The request: Transcribe the lines of the records starting with the one that has "Output a JSON" in it and ending with the last, and transcribe nothing else.

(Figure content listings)
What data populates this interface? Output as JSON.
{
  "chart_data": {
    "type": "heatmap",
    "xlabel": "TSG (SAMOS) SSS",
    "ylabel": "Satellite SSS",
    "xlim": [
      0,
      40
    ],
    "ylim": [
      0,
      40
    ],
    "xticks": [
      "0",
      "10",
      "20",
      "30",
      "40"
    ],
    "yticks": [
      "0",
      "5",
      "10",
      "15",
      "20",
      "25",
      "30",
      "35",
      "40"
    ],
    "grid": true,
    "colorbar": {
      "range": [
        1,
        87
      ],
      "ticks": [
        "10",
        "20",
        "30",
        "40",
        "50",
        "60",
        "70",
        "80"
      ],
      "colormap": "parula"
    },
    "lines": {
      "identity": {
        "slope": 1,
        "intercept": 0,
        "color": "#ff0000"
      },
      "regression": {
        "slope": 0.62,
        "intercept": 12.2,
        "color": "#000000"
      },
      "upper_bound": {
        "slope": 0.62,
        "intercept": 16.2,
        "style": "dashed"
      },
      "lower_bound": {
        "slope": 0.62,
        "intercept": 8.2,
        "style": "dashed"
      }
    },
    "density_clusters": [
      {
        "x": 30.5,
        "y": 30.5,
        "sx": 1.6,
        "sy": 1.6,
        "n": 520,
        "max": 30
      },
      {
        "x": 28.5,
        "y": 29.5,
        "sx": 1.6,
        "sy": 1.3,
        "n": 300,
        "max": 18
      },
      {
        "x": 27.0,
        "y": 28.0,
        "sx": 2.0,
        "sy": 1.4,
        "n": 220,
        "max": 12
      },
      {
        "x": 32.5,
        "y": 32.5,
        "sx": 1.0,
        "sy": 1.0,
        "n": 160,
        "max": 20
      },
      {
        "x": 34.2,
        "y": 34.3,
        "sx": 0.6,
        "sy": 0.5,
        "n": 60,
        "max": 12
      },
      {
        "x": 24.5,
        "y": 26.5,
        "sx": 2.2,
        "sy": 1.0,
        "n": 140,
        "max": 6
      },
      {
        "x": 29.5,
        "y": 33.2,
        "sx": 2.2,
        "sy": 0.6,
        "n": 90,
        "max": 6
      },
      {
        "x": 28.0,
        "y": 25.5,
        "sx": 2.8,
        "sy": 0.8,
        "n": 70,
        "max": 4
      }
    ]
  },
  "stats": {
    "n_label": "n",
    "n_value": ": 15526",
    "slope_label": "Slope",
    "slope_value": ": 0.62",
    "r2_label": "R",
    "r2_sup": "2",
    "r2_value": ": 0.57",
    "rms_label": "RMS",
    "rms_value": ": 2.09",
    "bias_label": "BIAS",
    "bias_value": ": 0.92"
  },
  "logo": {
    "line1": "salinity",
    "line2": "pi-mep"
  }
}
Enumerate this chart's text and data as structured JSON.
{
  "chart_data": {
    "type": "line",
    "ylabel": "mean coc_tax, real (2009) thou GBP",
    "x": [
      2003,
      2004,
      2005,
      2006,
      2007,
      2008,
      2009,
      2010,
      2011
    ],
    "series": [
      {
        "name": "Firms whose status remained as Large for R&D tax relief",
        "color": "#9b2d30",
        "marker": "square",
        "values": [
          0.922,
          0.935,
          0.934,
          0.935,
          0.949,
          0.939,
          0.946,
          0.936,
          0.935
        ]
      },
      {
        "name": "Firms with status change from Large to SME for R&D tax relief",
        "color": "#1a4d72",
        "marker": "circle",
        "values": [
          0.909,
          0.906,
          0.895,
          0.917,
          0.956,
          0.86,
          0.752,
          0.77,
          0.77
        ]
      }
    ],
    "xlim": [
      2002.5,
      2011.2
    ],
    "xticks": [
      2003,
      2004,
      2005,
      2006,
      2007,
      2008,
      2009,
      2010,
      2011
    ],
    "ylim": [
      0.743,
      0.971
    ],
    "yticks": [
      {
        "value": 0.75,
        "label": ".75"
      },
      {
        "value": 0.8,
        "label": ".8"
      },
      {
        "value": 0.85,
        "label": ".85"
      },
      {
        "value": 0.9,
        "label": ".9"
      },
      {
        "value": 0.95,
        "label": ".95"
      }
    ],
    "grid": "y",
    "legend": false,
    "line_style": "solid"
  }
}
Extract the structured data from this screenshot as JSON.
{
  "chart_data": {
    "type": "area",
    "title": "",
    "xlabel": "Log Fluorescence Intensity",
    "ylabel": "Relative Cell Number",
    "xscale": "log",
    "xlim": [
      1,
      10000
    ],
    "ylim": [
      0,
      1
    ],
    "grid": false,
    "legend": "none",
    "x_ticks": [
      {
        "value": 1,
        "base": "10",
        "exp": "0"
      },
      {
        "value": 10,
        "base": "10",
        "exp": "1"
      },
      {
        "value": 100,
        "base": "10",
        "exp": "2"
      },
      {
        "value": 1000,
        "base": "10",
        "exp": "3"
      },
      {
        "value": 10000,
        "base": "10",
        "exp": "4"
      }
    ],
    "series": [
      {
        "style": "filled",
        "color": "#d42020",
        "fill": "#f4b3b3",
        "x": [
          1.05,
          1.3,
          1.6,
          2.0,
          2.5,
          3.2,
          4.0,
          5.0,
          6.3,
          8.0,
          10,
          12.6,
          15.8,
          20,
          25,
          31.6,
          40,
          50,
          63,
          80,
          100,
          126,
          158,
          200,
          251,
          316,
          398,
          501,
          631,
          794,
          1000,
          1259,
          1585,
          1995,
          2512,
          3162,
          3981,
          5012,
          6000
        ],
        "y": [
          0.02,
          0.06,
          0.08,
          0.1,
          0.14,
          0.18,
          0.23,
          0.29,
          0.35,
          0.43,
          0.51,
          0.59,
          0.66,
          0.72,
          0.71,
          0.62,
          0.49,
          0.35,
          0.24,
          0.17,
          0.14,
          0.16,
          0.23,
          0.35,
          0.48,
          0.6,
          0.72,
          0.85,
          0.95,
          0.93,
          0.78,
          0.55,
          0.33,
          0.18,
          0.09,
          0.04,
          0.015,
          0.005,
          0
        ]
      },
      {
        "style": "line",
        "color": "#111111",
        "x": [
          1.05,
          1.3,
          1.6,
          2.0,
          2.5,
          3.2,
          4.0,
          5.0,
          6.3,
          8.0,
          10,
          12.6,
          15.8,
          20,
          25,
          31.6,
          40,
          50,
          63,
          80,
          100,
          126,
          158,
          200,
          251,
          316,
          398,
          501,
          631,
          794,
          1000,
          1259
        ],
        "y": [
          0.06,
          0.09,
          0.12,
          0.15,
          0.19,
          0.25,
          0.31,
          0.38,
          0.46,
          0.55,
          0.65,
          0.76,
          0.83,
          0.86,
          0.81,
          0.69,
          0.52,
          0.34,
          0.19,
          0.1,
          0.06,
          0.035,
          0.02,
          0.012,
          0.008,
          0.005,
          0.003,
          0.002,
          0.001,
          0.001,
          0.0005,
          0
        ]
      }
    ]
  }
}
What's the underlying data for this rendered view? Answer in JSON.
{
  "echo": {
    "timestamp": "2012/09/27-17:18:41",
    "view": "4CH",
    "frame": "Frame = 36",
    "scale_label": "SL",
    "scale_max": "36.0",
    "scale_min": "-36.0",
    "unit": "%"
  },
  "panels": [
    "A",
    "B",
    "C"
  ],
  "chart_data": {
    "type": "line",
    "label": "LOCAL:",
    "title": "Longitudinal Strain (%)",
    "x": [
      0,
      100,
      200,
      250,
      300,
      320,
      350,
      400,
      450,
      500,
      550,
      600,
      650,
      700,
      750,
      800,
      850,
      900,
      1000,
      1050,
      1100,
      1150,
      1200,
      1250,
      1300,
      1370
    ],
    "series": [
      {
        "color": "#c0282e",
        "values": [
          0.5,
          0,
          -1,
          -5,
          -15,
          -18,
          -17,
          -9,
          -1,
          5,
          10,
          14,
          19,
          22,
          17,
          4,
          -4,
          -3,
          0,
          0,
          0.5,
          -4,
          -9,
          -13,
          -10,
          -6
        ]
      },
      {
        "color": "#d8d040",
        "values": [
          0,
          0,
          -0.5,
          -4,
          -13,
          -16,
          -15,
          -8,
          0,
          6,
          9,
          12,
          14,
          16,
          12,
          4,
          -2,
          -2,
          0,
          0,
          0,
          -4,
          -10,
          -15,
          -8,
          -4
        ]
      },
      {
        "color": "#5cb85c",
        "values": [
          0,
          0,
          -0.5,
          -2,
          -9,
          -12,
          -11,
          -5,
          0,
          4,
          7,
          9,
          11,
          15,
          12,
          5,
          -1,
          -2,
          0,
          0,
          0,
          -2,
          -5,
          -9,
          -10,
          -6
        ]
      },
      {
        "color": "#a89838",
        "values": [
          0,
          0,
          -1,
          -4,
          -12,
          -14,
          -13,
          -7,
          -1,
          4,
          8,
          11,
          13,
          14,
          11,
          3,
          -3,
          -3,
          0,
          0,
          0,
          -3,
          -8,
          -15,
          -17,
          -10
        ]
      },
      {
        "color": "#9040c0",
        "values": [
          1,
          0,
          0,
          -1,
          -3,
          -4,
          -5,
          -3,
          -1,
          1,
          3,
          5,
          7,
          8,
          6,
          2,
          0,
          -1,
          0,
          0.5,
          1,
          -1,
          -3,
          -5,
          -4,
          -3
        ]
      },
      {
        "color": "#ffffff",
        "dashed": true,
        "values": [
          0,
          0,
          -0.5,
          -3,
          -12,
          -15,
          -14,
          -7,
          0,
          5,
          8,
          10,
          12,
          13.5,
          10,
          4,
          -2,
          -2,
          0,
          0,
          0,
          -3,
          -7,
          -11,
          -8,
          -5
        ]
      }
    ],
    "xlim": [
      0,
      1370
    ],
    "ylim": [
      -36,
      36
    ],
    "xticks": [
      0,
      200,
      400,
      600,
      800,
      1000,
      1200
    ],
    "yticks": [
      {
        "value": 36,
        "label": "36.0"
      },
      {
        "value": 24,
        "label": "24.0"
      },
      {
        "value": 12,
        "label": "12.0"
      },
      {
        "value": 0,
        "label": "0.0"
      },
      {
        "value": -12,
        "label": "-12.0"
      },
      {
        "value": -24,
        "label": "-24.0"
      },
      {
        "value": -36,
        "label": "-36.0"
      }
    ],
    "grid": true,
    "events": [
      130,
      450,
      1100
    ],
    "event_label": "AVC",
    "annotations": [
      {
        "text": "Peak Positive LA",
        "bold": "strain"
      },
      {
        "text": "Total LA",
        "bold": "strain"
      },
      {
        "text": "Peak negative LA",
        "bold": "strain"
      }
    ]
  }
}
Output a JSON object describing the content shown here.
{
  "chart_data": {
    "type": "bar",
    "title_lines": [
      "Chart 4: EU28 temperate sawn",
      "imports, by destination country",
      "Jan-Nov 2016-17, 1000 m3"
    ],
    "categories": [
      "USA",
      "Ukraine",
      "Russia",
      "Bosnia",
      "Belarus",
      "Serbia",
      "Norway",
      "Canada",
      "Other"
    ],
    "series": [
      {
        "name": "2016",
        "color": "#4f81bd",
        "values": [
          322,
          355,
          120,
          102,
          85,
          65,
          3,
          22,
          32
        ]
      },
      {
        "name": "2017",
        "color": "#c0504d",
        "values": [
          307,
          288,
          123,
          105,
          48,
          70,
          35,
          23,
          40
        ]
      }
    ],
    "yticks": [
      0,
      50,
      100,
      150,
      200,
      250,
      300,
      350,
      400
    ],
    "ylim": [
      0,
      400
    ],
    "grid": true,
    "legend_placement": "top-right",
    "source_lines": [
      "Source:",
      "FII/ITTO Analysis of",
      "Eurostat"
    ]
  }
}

Exercise answer:
Output a JSON object describing the content shown here.
{
  "chart_data": {
    "type": "bar",
    "title_lines": [
      "Chart 4: EU28 temperate sawn",
      "imports, by destination country",
      "Jan-Nov 2016-17, 1000 m3"
    ],
    "categories": [
      "USA",
      "Ukraine",
      "Russia",
      "Bosnia",
      "Belarus",
      "Serbia",
      "Norway",
      "Canada",
      "Other"
    ],
    "series": [
      {
        "name": "2016",
        "color": "#4f81bd",
        "values": [
          322,
          355,
          120,
          102,
          85,
          65,
          3,
          22,
          32
        ]
      },
      {
        "name": "2017",
        "color": "#c0504d",
        "values": [
          307,
          288,
          123,
          105,
          48,
          70,
          35,
          23,
          40
        ]
      }
    ],
    "yticks": [
      0,
      50,
      100,
      150,
      200,
      250,
      300,
      350,
      400
    ],
    "ylim": [
      0,
      400
    ],
    "grid": true,
    "legend_placement": "top-right",
    "source_lines": [
      "Source:",
      "FII/ITTO Analysis of",
      "Eurostat"
    ]
  }
}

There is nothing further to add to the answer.